Retype the whole listing verbatim and keep the pictures out of it.

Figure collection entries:
- - - -
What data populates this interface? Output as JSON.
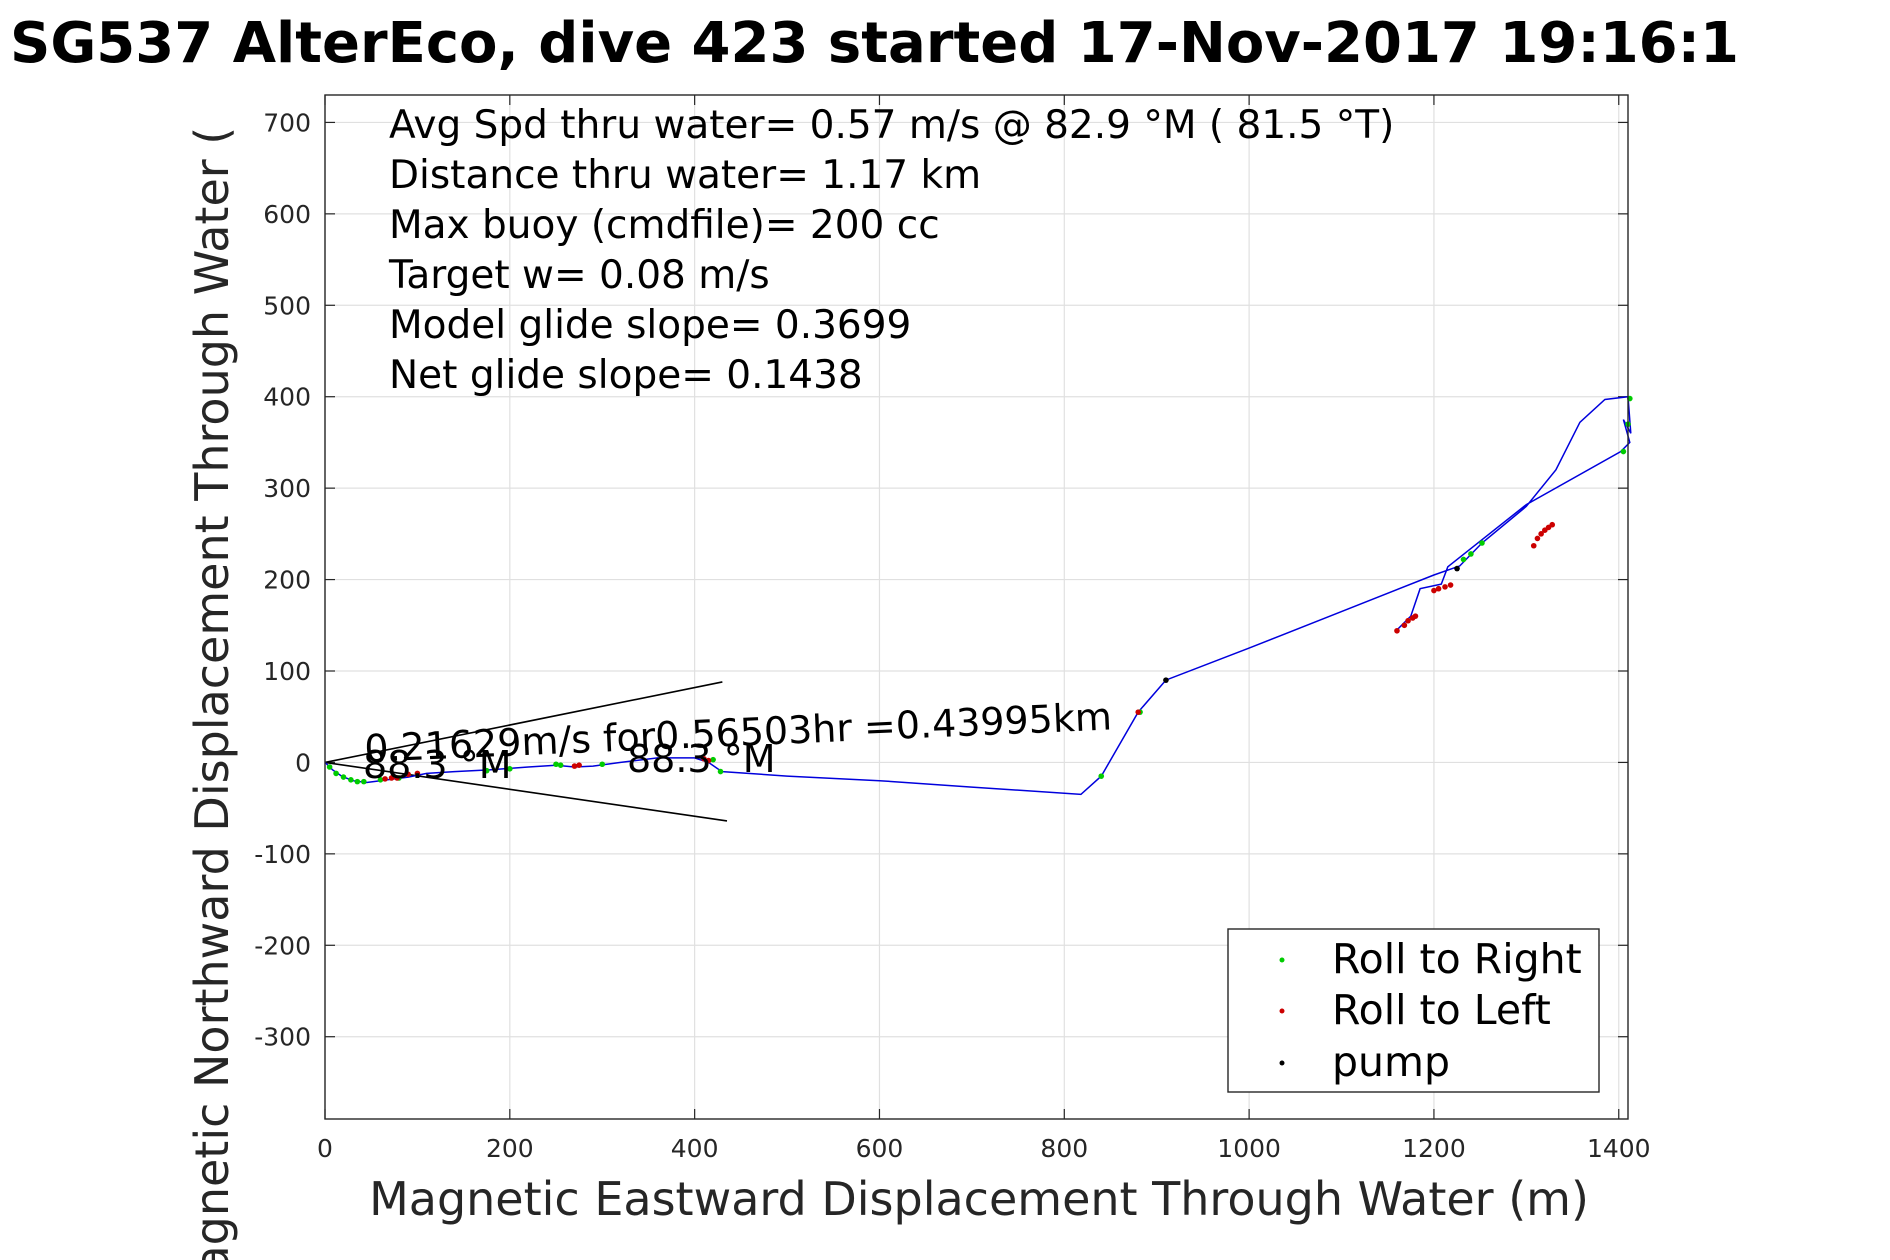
{
  "chart_data": {
    "type": "line",
    "title": "SG537 AlterEco, dive 423 started 17-Nov-2017 19:16:1",
    "xlabel": "Magnetic Eastward Displacement Through Water (m)",
    "ylabel": "Magnetic Northward Displacement Through Water (",
    "xlim": [
      0,
      1410
    ],
    "ylim": [
      -390,
      730
    ],
    "x_ticks": [
      0,
      200,
      400,
      600,
      800,
      1000,
      1200,
      1400
    ],
    "y_ticks": [
      -300,
      -200,
      -100,
      0,
      100,
      200,
      300,
      400,
      500,
      600,
      700
    ],
    "grid": true,
    "legend_position": "bottom-right",
    "info_lines": [
      "Avg Spd thru water=  0.57 m/s @  82.9 °M ( 81.5 °T)",
      "Distance thru water=  1.17 km",
      "Max buoy (cmdfile)= 200 cc",
      "Target w= 0.08 m/s",
      "Model glide slope= 0.3699",
      "Net glide slope= 0.1438"
    ],
    "annotations": {
      "current": "0.21629m/s for0.56503hr =0.43995km",
      "heading_left": "88.3 °M",
      "heading_right": "88.3 °M"
    },
    "series": [
      {
        "name": "track",
        "color": "#0000dd",
        "x": [
          0,
          8,
          18,
          30,
          45,
          60,
          75,
          90,
          110,
          140,
          180,
          220,
          250,
          270,
          290,
          320,
          360,
          400,
          415,
          425,
          430,
          500,
          600,
          700,
          818,
          840,
          880,
          910,
          1000,
          1100,
          1200,
          1228,
          1252,
          1300,
          1332,
          1358,
          1385,
          1410,
          1413,
          1405,
          1412,
          1402,
          1300,
          1215,
          1208,
          1185,
          1175,
          1165,
          1160
        ],
        "y": [
          0,
          -8,
          -15,
          -20,
          -22,
          -20,
          -18,
          -16,
          -12,
          -10,
          -8,
          -5,
          -3,
          -5,
          -4,
          0,
          5,
          5,
          0,
          -7,
          -10,
          -15,
          -20,
          -27,
          -35,
          -15,
          55,
          90,
          125,
          165,
          205,
          215,
          240,
          280,
          320,
          372,
          397,
          400,
          360,
          375,
          350,
          340,
          282,
          214,
          195,
          190,
          160,
          150,
          145
        ]
      },
      {
        "name": "Roll to Right",
        "color": "#00cc00",
        "x": [
          5,
          12,
          20,
          28,
          35,
          42,
          60,
          80,
          175,
          200,
          250,
          255,
          300,
          420,
          428,
          840,
          882,
          1232,
          1240,
          1252,
          1405,
          1410,
          1412
        ],
        "y": [
          -5,
          -12,
          -16,
          -19,
          -21,
          -21,
          -19,
          -17,
          -9,
          -7,
          -2,
          -3,
          -2,
          3,
          -10,
          -15,
          55,
          222,
          228,
          240,
          340,
          370,
          398
        ]
      },
      {
        "name": "Roll to Left",
        "color": "#cc0000",
        "x": [
          65,
          72,
          78,
          90,
          100,
          270,
          275,
          410,
          415,
          880,
          1160,
          1168,
          1172,
          1177,
          1180,
          1200,
          1205,
          1212,
          1218,
          1308,
          1312,
          1316,
          1320,
          1324,
          1328
        ],
        "y": [
          -18,
          -17,
          -17,
          -13,
          -12,
          -4,
          -3,
          4,
          2,
          55,
          144,
          150,
          155,
          158,
          160,
          188,
          190,
          192,
          194,
          237,
          245,
          250,
          254,
          257,
          260
        ]
      },
      {
        "name": "pump",
        "color": "#000000",
        "x": [
          910,
          1225
        ],
        "y": [
          90,
          212
        ]
      }
    ],
    "current_lines": [
      {
        "x": [
          0,
          430
        ],
        "y": [
          0,
          88
        ]
      },
      {
        "x": [
          0,
          435
        ],
        "y": [
          0,
          -64
        ]
      }
    ]
  }
}
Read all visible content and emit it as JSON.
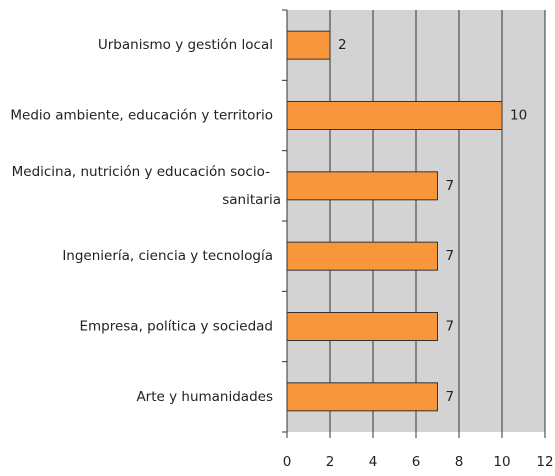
- - - -
## RESPONSE TO THIS EXERCISE
What data populates this interface? Output as JSON.
{
  "chart_data": {
    "type": "line",
    "title": "SG537 AlterEco, dive 423 started 17-Nov-2017 19:16:1",
    "xlabel": "Magnetic Eastward Displacement Through Water (m)",
    "ylabel": "Magnetic Northward Displacement Through Water (",
    "xlim": [
      0,
      1410
    ],
    "ylim": [
      -390,
      730
    ],
    "x_ticks": [
      0,
      200,
      400,
      600,
      800,
      1000,
      1200,
      1400
    ],
    "y_ticks": [
      -300,
      -200,
      -100,
      0,
      100,
      200,
      300,
      400,
      500,
      600,
      700
    ],
    "grid": true,
    "legend_position": "bottom-right",
    "info_lines": [
      "Avg Spd thru water=  0.57 m/s @  82.9 °M ( 81.5 °T)",
      "Distance thru water=  1.17 km",
      "Max buoy (cmdfile)= 200 cc",
      "Target w= 0.08 m/s",
      "Model glide slope= 0.3699",
      "Net glide slope= 0.1438"
    ],
    "annotations": {
      "current": "0.21629m/s for0.56503hr =0.43995km",
      "heading_left": "88.3 °M",
      "heading_right": "88.3 °M"
    },
    "series": [
      {
        "name": "track",
        "color": "#0000dd",
        "x": [
          0,
          8,
          18,
          30,
          45,
          60,
          75,
          90,
          110,
          140,
          180,
          220,
          250,
          270,
          290,
          320,
          360,
          400,
          415,
          425,
          430,
          500,
          600,
          700,
          818,
          840,
          880,
          910,
          1000,
          1100,
          1200,
          1228,
          1252,
          1300,
          1332,
          1358,
          1385,
          1410,
          1413,
          1405,
          1412,
          1402,
          1300,
          1215,
          1208,
          1185,
          1175,
          1165,
          1160
        ],
        "y": [
          0,
          -8,
          -15,
          -20,
          -22,
          -20,
          -18,
          -16,
          -12,
          -10,
          -8,
          -5,
          -3,
          -5,
          -4,
          0,
          5,
          5,
          0,
          -7,
          -10,
          -15,
          -20,
          -27,
          -35,
          -15,
          55,
          90,
          125,
          165,
          205,
          215,
          240,
          280,
          320,
          372,
          397,
          400,
          360,
          375,
          350,
          340,
          282,
          214,
          195,
          190,
          160,
          150,
          145
        ]
      },
      {
        "name": "Roll to Right",
        "color": "#00cc00",
        "x": [
          5,
          12,
          20,
          28,
          35,
          42,
          60,
          80,
          175,
          200,
          250,
          255,
          300,
          420,
          428,
          840,
          882,
          1232,
          1240,
          1252,
          1405,
          1410,
          1412
        ],
        "y": [
          -5,
          -12,
          -16,
          -19,
          -21,
          -21,
          -19,
          -17,
          -9,
          -7,
          -2,
          -3,
          -2,
          3,
          -10,
          -15,
          55,
          222,
          228,
          240,
          340,
          370,
          398
        ]
      },
      {
        "name": "Roll to Left",
        "color": "#cc0000",
        "x": [
          65,
          72,
          78,
          90,
          100,
          270,
          275,
          410,
          415,
          880,
          1160,
          1168,
          1172,
          1177,
          1180,
          1200,
          1205,
          1212,
          1218,
          1308,
          1312,
          1316,
          1320,
          1324,
          1328
        ],
        "y": [
          -18,
          -17,
          -17,
          -13,
          -12,
          -4,
          -3,
          4,
          2,
          55,
          144,
          150,
          155,
          158,
          160,
          188,
          190,
          192,
          194,
          237,
          245,
          250,
          254,
          257,
          260
        ]
      },
      {
        "name": "pump",
        "color": "#000000",
        "x": [
          910,
          1225
        ],
        "y": [
          90,
          212
        ]
      }
    ],
    "current_lines": [
      {
        "x": [
          0,
          430
        ],
        "y": [
          0,
          88
        ]
      },
      {
        "x": [
          0,
          435
        ],
        "y": [
          0,
          -64
        ]
      }
    ]
  }
}
Read all visible content and emit it as JSON.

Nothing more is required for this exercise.